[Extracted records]
--*--

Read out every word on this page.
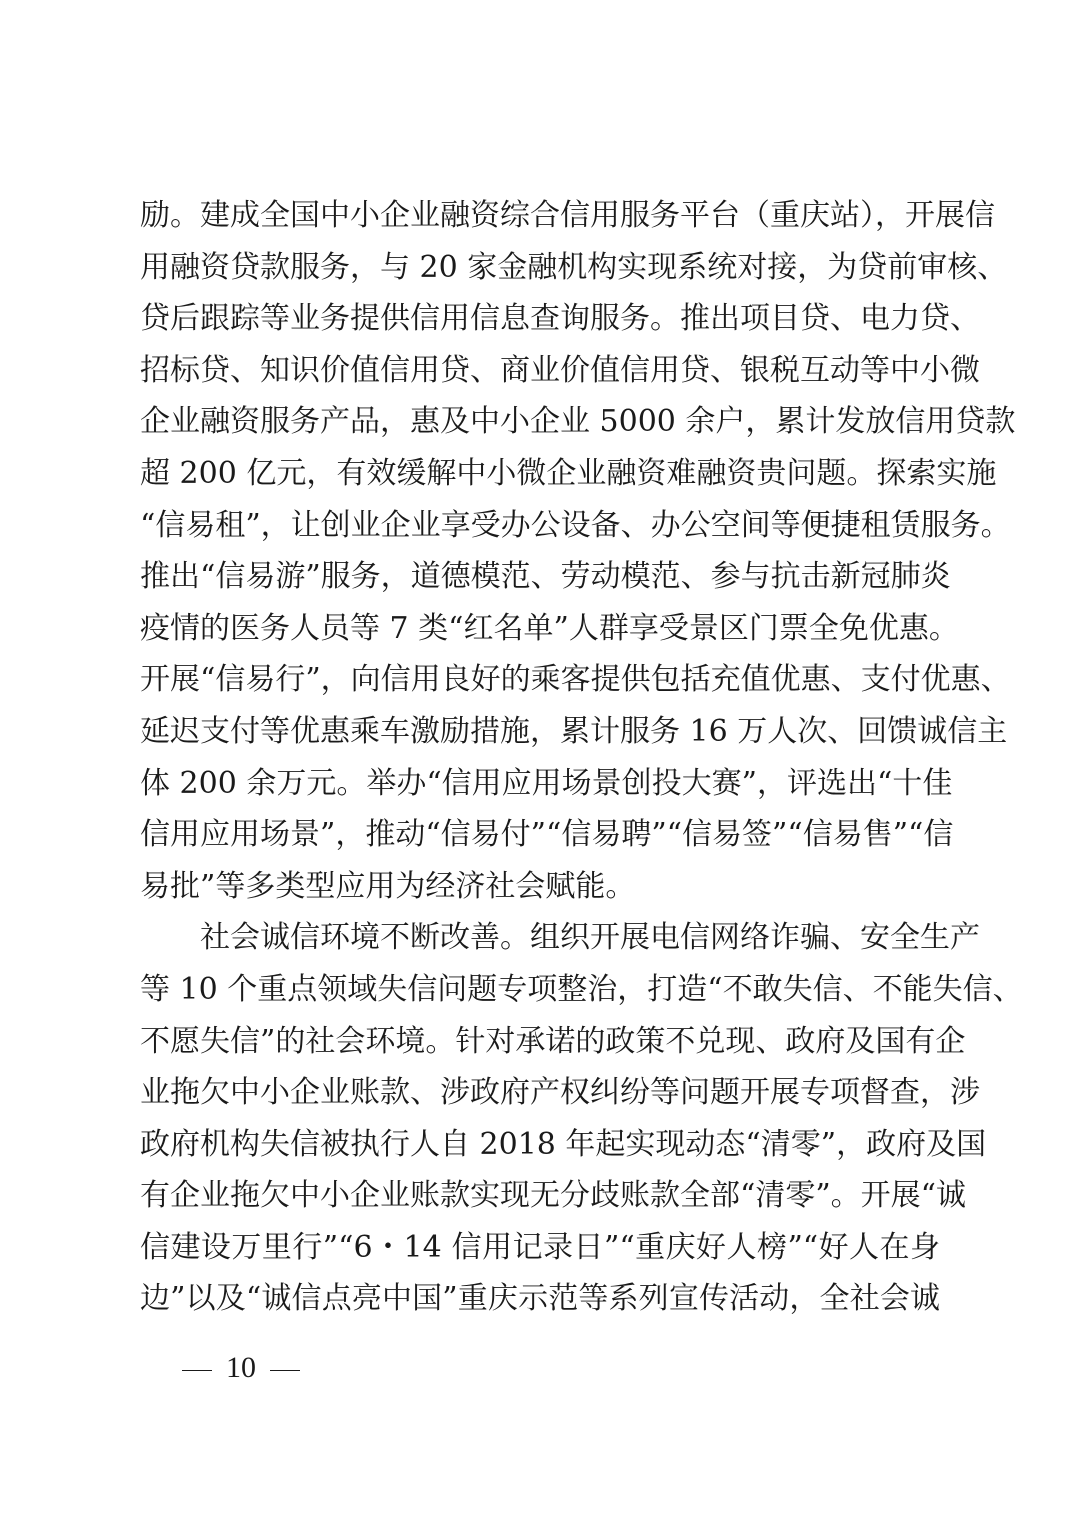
励。建成全国中小企业融资综合信用服务平台（重庆站），开展信
用融资贷款服务，与 20 家金融机构实现系统对接，为贷前审核、
贷后跟踪等业务提供信用信息查询服务。推出项目贷、电力贷、
招标贷、知识价值信用贷、商业价值信用贷、银税互动等中小微
企业融资服务产品，惠及中小企业 5000 余户，累计发放信用贷款
超 200 亿元，有效缓解中小微企业融资难融资贵问题。探索实施
“信易租”，让创业企业享受办公设备、办公空间等便捷租赁服务。
推出“信易游”服务，道德模范、劳动模范、参与抗击新冠肺炎
疫情的医务人员等 7 类“红名单”人群享受景区门票全免优惠。
开展“信易行”，向信用良好的乘客提供包括充值优惠、支付优惠、
延迟支付等优惠乘车激励措施，累计服务 16 万人次、回馈诚信主
体 200 余万元。举办“信用应用场景创投大赛”，评选出“十佳
信用应用场景”，推动“信易付”“信易聘”“信易签”“信易售”“信
易批”等多类型应用为经济社会赋能。
社会诚信环境不断改善。组织开展电信网络诈骗、安全生产
等 10 个重点领域失信问题专项整治，打造“不敢失信、不能失信、
不愿失信”的社会环境。针对承诺的政策不兑现、政府及国有企
业拖欠中小企业账款、涉政府产权纠纷等问题开展专项督查，涉
政府机构失信被执行人自 2018 年起实现动态“清零”，政府及国
有企业拖欠中小企业账款实现无分歧账款全部“清零”。开展“诚
信建设万里行”“6・14 信用记录日”“重庆好人榜”“好人在身
边”以及“诚信点亮中国”重庆示范等系列宣传活动，全社会诚
10
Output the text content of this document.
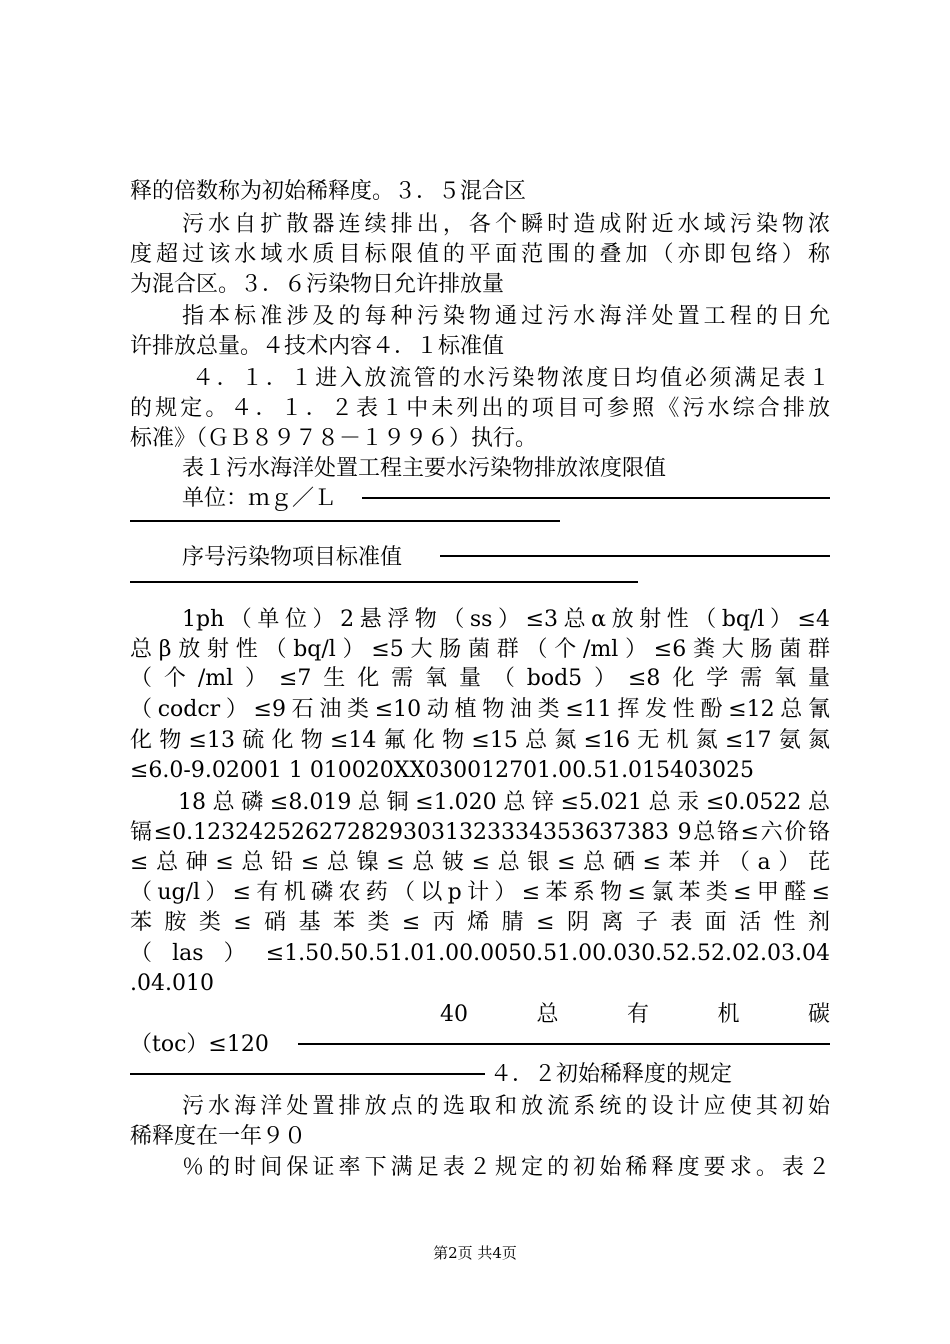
释的倍数称为初始稀释度。３．５混合区
污水自扩散器连续排出，各个瞬时造成附近水域污染物浓
度超过该水域水质目标限值的平面范围的叠加（亦即包络）称
为混合区。３．６污染物日允许排放量
指本标准涉及的每种污染物通过污水海洋处置工程的日允
许排放总量。４技术内容４．１标准值
４．１．１进入放流管的水污染物浓度日均值必须满足表１
的规定。４．１．２表１中未列出的项目可参照《污水综合排放
标准》（ＧＢ８９７８－１９９６）执行。
表１污水海洋处置工程主要水污染物排放浓度限值
单位：ｍｇ／Ｌ
序号污染物项目标准值
1ph（单位）2悬浮物（ss）≤3总α放射性（bq/l）≤4
总β放射性（bq/l）≤5大肠菌群（个/ml）≤6粪大肠菌群
（个/ml）≤7生化需氧量（bod5）≤8化学需氧量
（codcr）≤9石油类≤10动植物油类≤11挥发性酚≤12总氰
化物≤13硫化物≤14氟化物≤15总氮≤16无机氮≤17氨氮
≤6.0-9.02001 1 010020XX030012701.00.51.015403025
18总磷≤8.019总铜≤1.020总锌≤5.021总汞≤0.0522总
镉≤0.1232425262728293031323334353637383 9总铬≤六价铬
≤总砷≤总铅≤总镍≤总铍≤总银≤总硒≤苯并（a）芘
（ug/l）≤有机磷农药（以p计）≤苯系物≤氯苯类≤甲醛≤
苯胺类≤硝基苯类≤丙烯腈≤阴离子表面活性剂
（las）≤1.50.50.51.01.00.0050.51.00.030.52.52.02.03.04
.04.010
40总有机碳
（toc）≤120
４．２初始稀释度的规定
污水海洋处置排放点的选取和放流系统的设计应使其初始
稀释度在一年９０
％的时间保证率下满足表２规定的初始稀释度要求。表２
第2页 共4页
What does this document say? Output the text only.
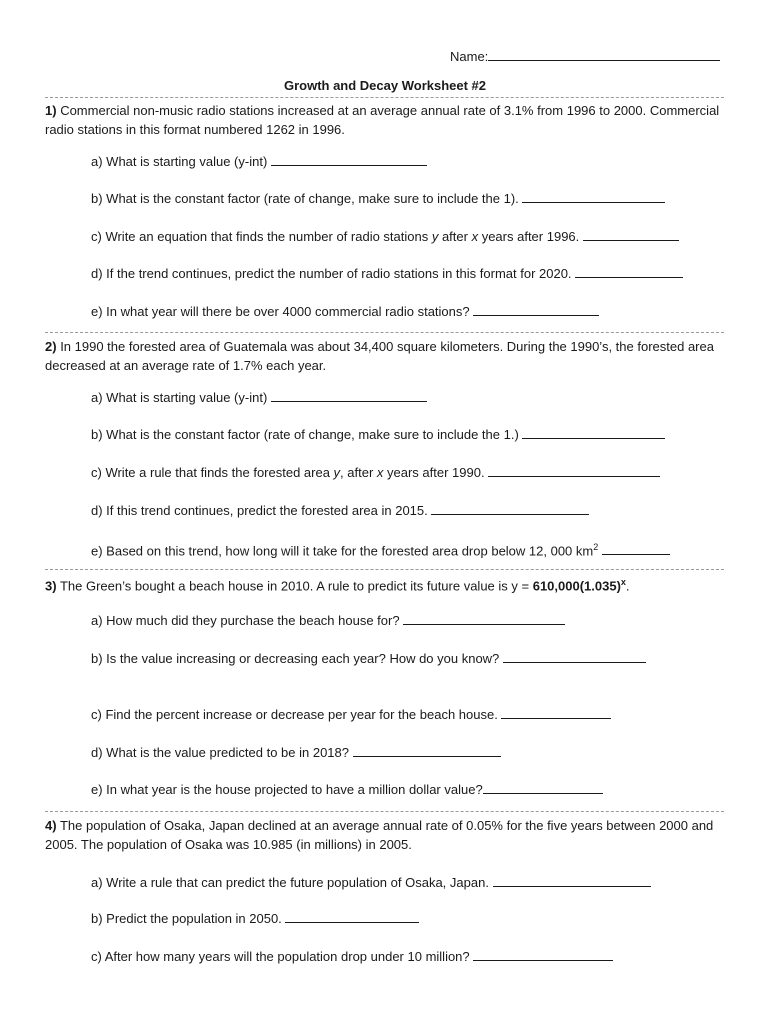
Name:
Growth and Decay Worksheet #2
1) Commercial non-music radio stations increased at an average annual rate of 3.1% from 1996 to 2000. Commercial radio stations in this format numbered 1262 in 1996.
a) What is starting value (y-int)
b) What is the constant factor (rate of change, make sure to include the 1).
c) Write an equation that finds the number of radio stations y after x years after 1996.
d) If the trend continues, predict the number of radio stations in this format for 2020.
e) In what year will there be over 4000 commercial radio stations?
2) In 1990 the forested area of Guatemala was about 34,400 square kilometers. During the 1990’s, the forested area decreased at an average rate of 1.7% each year.
a) What is starting value (y-int)
b) What is the constant factor (rate of change, make sure to include the 1.)
c) Write a rule that finds the forested area y, after x years after 1990.
d) If this trend continues, predict the forested area in 2015.
e) Based on this trend, how long will it take for the forested area drop below 12, 000 $km^2$
3) The Green’s bought a beach house in 2010. A rule to predict its future value is $y = 610,000(1.035)^x$.
a) How much did they purchase the beach house for?
b) Is the value increasing or decreasing each year? How do you know?
c) Find the percent increase or decrease per year for the beach house.
d) What is the value predicted to be in 2018?
e) In what year is the house projected to have a million dollar value?
4) The population of Osaka, Japan declined at an average annual rate of 0.05% for the five years between 2000 and 2005. The population of Osaka was 10.985 (in millions) in 2005.
a) Write a rule that can predict the future population of Osaka, Japan.
b) Predict the population in 2050.
c) After how many years will the population drop under 10 million?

--*--

— Required task —
Each line with the string "will" in it needs to be found and copied.

— Complete output —
e) In what year will there be over 4000 commercial radio stations?
e) Based on this trend, how long will it take for the forested area drop below 12, 000 $km^2$
c) After how many years will the population drop under 10 million?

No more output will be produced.